## Problem requirements
Examine the entries and show every line in which the word "subtitle" is found.

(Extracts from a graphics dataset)
————

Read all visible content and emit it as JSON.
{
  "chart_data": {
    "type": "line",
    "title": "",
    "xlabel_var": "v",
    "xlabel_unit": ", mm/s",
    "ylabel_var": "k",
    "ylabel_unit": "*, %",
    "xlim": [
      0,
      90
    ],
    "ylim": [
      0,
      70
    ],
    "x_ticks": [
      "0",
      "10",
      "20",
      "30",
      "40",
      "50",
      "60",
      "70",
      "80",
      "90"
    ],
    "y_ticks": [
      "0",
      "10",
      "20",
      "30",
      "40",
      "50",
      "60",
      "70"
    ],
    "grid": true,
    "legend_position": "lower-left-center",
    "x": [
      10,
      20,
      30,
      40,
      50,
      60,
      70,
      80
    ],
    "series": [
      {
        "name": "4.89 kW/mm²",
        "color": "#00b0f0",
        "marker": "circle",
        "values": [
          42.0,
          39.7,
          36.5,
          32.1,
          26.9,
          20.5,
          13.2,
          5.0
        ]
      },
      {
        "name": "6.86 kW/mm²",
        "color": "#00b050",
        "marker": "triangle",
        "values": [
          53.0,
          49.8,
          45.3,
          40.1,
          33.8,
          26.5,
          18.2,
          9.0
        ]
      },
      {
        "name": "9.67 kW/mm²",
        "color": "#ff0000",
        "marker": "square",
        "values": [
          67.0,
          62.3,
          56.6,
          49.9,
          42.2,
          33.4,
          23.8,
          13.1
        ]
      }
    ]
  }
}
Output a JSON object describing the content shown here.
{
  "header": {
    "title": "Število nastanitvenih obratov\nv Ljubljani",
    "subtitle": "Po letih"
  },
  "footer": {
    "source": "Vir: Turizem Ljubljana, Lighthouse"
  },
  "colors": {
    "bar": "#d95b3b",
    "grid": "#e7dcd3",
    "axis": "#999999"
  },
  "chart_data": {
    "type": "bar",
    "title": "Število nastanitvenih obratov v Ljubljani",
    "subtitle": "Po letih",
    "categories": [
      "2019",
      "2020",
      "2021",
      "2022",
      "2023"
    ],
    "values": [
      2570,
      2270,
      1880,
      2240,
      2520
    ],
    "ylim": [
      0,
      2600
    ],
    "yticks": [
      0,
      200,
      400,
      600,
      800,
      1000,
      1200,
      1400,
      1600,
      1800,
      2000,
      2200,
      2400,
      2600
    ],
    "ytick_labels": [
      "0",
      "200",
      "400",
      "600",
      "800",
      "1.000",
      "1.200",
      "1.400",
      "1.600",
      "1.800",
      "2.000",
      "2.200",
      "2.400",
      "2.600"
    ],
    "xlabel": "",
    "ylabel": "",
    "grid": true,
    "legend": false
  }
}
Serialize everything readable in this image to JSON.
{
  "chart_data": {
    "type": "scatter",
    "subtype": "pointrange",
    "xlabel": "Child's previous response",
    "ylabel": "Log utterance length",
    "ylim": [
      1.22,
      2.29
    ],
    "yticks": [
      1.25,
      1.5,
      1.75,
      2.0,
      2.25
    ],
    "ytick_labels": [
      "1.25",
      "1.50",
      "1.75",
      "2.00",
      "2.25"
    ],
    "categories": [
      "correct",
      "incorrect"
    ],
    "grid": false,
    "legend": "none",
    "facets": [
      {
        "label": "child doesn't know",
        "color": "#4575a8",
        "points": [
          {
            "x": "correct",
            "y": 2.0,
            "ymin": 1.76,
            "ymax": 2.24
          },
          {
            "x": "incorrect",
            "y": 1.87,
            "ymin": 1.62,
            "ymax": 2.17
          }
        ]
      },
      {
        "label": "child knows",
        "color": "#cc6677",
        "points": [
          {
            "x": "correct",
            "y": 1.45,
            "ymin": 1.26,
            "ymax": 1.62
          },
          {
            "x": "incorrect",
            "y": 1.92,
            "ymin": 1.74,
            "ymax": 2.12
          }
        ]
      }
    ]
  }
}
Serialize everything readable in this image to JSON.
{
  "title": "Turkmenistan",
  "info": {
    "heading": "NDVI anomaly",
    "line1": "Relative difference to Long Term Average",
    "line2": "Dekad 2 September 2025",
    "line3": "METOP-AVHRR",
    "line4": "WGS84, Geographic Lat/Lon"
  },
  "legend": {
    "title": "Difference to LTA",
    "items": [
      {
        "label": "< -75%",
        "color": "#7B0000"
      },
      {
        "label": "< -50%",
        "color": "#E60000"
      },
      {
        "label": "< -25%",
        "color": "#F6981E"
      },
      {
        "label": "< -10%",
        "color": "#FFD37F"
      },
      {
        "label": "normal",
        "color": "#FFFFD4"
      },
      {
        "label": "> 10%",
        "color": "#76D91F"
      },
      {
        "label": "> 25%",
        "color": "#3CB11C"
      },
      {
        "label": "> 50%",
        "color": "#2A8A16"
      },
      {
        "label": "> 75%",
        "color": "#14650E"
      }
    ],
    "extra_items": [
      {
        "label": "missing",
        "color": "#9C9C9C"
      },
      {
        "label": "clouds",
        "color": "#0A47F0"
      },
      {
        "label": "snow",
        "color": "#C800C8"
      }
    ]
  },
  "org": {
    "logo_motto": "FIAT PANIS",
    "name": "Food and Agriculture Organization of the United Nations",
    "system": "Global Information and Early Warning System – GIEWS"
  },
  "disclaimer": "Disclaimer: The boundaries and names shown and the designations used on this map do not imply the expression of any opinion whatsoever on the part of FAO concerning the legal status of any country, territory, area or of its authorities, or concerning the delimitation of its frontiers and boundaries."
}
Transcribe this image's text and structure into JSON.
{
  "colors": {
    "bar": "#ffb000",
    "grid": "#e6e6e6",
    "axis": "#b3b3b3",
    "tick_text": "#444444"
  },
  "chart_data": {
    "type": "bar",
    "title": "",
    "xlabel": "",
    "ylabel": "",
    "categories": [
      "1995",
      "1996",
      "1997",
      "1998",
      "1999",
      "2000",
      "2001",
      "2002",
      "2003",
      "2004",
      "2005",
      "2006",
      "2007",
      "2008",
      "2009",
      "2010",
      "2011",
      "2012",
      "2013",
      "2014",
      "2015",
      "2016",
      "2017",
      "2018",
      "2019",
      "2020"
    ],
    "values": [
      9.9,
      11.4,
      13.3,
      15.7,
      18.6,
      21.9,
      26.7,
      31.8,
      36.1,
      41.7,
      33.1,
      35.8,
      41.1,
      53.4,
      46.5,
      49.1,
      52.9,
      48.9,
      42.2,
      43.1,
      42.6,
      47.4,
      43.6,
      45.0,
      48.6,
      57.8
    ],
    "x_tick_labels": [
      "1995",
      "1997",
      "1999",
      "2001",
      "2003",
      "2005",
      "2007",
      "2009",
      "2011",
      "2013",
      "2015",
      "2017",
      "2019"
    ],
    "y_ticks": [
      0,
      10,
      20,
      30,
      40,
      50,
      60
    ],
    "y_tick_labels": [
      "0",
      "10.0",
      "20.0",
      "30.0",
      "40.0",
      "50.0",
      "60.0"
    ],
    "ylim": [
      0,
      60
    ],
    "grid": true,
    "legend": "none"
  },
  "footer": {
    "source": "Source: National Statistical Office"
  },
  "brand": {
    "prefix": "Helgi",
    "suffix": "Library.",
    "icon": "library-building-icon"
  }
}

————

## Answer to the task
    "subtitle": "Po letih"
    "subtitle": "Po letih",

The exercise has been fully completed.